◆ CHALLENGE:
Where a line of the material contains the string "marker", copy that line.

(Chart and figure data)
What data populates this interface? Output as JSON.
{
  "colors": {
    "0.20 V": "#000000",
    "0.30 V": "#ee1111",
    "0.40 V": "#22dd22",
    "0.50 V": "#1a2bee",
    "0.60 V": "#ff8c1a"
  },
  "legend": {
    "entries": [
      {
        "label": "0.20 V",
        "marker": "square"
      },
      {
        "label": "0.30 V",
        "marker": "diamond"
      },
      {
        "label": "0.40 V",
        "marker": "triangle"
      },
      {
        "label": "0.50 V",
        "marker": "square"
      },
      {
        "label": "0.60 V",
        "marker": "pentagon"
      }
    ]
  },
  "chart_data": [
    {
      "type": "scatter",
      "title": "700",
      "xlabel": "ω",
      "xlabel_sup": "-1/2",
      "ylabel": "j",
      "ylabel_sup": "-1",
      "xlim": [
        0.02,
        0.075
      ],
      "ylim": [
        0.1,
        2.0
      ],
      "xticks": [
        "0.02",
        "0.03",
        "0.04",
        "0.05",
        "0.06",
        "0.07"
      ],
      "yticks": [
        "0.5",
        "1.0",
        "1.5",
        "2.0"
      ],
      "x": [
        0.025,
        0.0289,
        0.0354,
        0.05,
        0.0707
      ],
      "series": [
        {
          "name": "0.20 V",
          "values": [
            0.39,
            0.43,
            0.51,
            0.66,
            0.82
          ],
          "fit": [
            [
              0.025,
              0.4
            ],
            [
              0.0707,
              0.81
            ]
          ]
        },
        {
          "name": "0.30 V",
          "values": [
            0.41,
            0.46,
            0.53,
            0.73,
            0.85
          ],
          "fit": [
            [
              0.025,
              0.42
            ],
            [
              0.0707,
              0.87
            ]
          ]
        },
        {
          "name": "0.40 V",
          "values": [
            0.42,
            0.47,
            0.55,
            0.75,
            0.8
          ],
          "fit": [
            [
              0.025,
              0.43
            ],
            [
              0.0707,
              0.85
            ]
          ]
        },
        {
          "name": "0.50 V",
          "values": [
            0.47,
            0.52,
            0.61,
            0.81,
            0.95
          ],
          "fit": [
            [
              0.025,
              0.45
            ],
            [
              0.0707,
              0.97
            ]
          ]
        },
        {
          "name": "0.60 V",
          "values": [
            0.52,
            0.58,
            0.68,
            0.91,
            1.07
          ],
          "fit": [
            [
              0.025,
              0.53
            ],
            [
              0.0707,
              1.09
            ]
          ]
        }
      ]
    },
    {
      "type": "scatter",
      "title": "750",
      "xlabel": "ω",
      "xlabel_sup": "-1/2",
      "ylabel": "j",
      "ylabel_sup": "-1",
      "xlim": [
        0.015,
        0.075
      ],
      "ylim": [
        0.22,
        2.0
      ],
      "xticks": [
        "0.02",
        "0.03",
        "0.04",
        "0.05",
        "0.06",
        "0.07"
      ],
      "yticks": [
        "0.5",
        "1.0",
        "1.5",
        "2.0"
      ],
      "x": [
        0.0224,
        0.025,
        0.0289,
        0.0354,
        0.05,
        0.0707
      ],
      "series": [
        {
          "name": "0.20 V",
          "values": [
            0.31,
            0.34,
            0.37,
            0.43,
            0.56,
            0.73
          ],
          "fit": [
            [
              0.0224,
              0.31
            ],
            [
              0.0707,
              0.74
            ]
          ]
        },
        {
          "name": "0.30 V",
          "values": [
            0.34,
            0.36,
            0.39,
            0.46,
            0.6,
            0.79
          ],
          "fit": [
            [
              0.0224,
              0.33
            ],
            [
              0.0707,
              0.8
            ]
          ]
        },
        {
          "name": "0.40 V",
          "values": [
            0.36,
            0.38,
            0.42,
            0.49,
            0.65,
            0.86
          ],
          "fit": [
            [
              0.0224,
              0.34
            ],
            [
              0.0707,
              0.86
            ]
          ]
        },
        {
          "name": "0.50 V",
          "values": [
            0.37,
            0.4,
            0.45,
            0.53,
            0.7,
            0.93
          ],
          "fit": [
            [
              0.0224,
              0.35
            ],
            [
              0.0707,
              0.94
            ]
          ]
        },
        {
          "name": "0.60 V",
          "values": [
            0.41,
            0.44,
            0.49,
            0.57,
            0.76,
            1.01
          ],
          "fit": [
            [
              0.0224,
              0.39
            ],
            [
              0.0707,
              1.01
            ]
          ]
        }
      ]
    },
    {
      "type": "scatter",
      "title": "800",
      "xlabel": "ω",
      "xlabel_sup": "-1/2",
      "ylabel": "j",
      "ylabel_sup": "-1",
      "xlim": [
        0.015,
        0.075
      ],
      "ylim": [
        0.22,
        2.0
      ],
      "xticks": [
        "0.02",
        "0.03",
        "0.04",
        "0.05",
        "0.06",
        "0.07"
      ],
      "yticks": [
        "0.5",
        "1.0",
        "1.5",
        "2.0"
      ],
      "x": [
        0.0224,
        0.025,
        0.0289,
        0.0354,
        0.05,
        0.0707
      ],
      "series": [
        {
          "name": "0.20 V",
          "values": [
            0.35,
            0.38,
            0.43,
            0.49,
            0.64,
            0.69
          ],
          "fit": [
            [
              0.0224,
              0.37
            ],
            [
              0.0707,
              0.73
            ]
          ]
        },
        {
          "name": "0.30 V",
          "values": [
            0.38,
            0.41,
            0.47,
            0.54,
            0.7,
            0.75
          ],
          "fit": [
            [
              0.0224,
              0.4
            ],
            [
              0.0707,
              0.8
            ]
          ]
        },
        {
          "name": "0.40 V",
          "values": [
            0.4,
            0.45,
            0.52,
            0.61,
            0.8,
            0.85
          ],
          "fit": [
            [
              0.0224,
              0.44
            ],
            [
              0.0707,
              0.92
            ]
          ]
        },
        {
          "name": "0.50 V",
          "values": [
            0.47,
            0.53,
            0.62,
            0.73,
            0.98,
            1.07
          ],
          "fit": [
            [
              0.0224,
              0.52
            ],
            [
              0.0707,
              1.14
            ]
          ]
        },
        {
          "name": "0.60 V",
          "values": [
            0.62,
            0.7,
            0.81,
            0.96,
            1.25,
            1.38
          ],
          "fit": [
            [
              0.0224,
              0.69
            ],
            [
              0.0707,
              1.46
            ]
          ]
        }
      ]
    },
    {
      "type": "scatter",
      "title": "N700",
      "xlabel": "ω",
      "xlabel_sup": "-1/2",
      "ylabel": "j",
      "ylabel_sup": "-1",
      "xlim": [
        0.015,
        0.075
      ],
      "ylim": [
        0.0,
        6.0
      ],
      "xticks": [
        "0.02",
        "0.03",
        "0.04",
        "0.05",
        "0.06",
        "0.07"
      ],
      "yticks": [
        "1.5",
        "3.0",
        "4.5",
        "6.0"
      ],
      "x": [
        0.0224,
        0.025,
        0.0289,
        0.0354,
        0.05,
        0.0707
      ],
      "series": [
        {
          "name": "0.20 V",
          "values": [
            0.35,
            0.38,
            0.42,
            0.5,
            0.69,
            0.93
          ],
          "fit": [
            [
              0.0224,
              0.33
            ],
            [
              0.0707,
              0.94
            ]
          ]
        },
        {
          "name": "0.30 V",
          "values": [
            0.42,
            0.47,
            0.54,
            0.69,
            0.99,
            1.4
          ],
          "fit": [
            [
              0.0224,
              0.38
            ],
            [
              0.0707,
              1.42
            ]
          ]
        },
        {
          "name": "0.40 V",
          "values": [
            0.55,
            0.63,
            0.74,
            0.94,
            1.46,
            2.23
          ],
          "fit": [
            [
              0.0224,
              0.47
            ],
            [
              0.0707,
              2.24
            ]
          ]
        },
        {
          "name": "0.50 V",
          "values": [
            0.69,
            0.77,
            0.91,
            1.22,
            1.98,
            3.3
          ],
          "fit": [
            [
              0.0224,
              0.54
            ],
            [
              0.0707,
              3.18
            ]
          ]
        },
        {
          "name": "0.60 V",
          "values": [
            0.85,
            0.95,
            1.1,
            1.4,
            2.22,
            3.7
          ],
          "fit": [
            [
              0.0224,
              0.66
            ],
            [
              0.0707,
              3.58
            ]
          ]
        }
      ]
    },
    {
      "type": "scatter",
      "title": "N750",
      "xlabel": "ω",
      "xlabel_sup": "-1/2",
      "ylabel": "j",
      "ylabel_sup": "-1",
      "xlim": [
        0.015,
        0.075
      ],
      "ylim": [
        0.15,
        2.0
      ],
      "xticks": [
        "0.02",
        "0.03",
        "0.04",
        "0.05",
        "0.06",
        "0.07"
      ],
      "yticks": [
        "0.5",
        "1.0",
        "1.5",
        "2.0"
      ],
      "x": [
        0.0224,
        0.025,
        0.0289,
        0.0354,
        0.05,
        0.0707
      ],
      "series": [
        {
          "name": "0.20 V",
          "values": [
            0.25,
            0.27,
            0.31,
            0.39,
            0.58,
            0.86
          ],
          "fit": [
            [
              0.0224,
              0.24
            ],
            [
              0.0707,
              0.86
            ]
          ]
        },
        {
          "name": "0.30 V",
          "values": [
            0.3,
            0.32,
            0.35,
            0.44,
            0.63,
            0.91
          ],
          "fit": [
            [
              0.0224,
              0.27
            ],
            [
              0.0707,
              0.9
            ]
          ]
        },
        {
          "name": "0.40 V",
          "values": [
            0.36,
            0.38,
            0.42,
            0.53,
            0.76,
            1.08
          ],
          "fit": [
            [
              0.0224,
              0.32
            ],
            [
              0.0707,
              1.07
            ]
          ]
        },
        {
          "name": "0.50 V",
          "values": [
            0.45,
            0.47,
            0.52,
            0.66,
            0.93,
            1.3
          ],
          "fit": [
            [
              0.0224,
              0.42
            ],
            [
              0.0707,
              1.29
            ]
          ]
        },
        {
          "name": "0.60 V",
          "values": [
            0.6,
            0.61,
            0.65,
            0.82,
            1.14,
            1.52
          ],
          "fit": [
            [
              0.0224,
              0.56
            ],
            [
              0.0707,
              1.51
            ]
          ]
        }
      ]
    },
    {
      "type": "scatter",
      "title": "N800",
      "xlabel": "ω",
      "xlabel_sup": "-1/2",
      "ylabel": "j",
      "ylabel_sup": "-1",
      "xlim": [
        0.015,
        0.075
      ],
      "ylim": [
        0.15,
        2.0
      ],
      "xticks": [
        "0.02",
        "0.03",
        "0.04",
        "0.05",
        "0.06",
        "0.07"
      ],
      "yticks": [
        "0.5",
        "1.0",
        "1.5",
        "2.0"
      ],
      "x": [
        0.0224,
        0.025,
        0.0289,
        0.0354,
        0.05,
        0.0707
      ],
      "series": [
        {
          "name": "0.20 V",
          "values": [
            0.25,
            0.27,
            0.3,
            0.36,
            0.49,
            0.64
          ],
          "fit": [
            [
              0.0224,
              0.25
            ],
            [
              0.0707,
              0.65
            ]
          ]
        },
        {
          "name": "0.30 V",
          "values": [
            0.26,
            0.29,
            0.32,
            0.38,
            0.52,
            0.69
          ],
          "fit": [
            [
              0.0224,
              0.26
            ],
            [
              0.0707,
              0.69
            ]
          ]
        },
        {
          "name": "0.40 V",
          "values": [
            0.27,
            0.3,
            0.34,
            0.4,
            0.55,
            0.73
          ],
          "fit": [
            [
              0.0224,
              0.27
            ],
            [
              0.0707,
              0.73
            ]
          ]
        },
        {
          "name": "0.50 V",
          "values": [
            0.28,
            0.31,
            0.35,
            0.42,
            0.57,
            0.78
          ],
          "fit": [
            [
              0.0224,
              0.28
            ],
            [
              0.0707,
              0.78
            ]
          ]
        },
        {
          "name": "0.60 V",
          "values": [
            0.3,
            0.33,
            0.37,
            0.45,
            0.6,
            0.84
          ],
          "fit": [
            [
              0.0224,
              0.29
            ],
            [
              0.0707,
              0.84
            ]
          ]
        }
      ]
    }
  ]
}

◆ TASK OUTPUT:
        "marker": "square"
        "marker": "diamond"
        "marker": "triangle"
        "marker": "square"
        "marker": "pentagon"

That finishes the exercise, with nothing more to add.